▸ Entries from a visual dataset:
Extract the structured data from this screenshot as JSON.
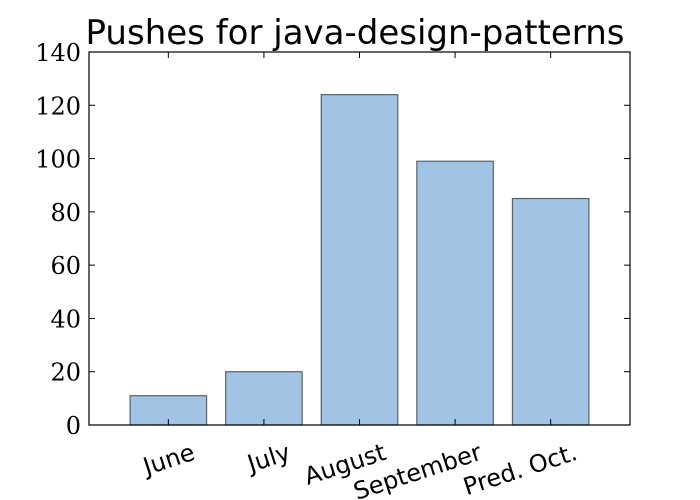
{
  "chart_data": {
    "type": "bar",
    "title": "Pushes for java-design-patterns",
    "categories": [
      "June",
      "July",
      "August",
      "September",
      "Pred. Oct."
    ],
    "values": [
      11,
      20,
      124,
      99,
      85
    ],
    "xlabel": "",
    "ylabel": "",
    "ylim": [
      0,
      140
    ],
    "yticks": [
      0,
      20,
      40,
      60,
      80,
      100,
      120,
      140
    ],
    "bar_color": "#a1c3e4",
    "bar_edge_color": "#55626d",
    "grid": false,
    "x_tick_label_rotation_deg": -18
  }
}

▸ Your objective:
All of the material above needs to be restated exactly, with no pictures.

▸ Correct response:
Extract the structured data from this screenshot as JSON.
{
  "chart_data": {
    "type": "bar",
    "title": "Pushes for java-design-patterns",
    "categories": [
      "June",
      "July",
      "August",
      "September",
      "Pred. Oct."
    ],
    "values": [
      11,
      20,
      124,
      99,
      85
    ],
    "xlabel": "",
    "ylabel": "",
    "ylim": [
      0,
      140
    ],
    "yticks": [
      0,
      20,
      40,
      60,
      80,
      100,
      120,
      140
    ],
    "bar_color": "#a1c3e4",
    "bar_edge_color": "#55626d",
    "grid": false,
    "x_tick_label_rotation_deg": -18
  }
}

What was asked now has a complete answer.